SUPPLIED MATERIAL:
-*-

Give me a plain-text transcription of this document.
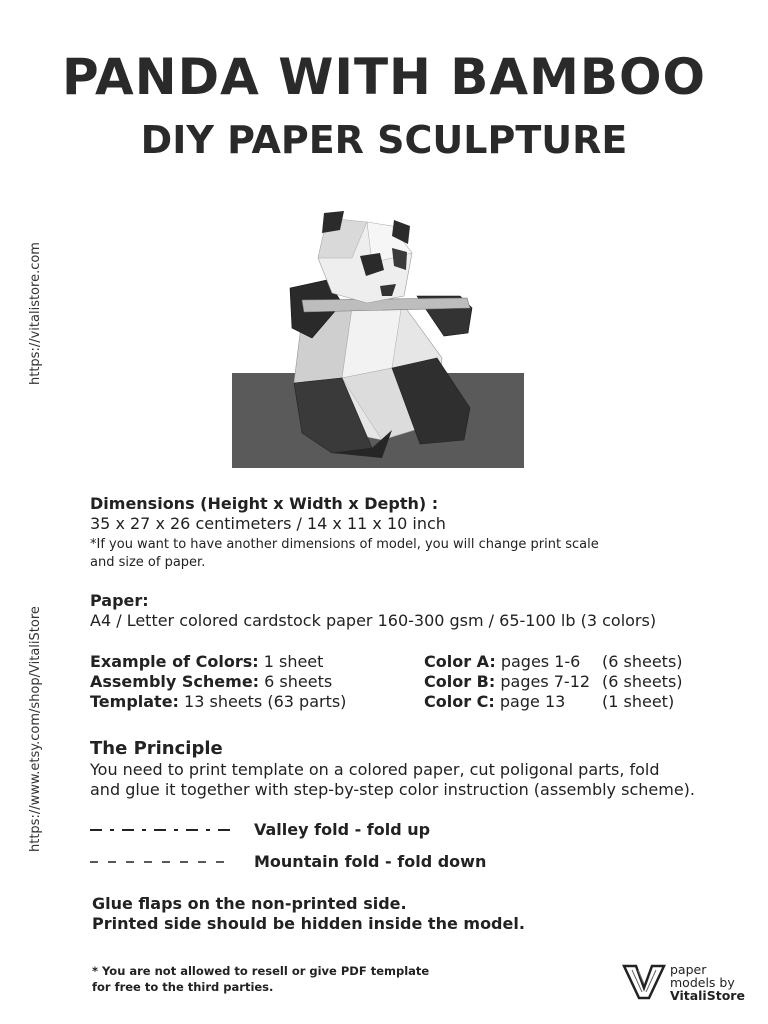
PANDA WITH BAMBOO
DIY PAPER SCULPTURE
https://vitalistore.com
https://www.etsy.com/shop/VitaliStore
Dimensions (Height x Width x Depth) :
35 x 27 x 26 centimeters / 14 x 11 x 10 inch
*If you want to have another dimensions of model, you will change print scale
and size of paper.
Paper:
A4 / Letter colored cardstock paper 160-300 gsm / 65-100 lb (3 colors)
Example of Colors: 1 sheet	Color A: pages 1-6	(6 sheets)
Assembly Scheme: 6 sheets	Color B: pages 7-12 (6 sheets)
Template: 13 sheets (63 parts)	Color C: page 13	(1 sheet)
The Principle
You need to print template on a colored paper, cut poligonal parts, fold
and glue it together with step-by-step color instruction (assembly scheme).
Valley fold - fold up
Mountain fold - fold down
Glue flaps on the non-printed side.
Printed side should be hidden inside the model.
* You are not allowed to resell or give PDF template
for free to the third parties.
paper
models by
VitaliStore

-*-

REQUIREMENTS:
Repeat the data in full and exactly. Omit pictures.

RESPONSE TO THE TASK:
Give me a plain-text transcription of this document.
PANDA WITH BAMBOO
DIY PAPER SCULPTURE
https://vitalistore.com
https://www.etsy.com/shop/VitaliStore
Dimensions (Height x Width x Depth) :
35 x 27 x 26 centimeters / 14 x 11 x 10 inch
*If you want to have another dimensions of model, you will change print scale
and size of paper.
Paper:
A4 / Letter colored cardstock paper 160-300 gsm / 65-100 lb (3 colors)
Example of Colors: 1 sheet	Color A: pages 1-6	(6 sheets)
Assembly Scheme: 6 sheets	Color B: pages 7-12 (6 sheets)
Template: 13 sheets (63 parts)	Color C: page 13	(1 sheet)
The Principle
You need to print template on a colored paper, cut poligonal parts, fold
and glue it together with step-by-step color instruction (assembly scheme).
Valley fold - fold up
Mountain fold - fold down
Glue flaps on the non-printed side.
Printed side should be hidden inside the model.
* You are not allowed to resell or give PDF template
for free to the third parties.
paper
models by
VitaliStore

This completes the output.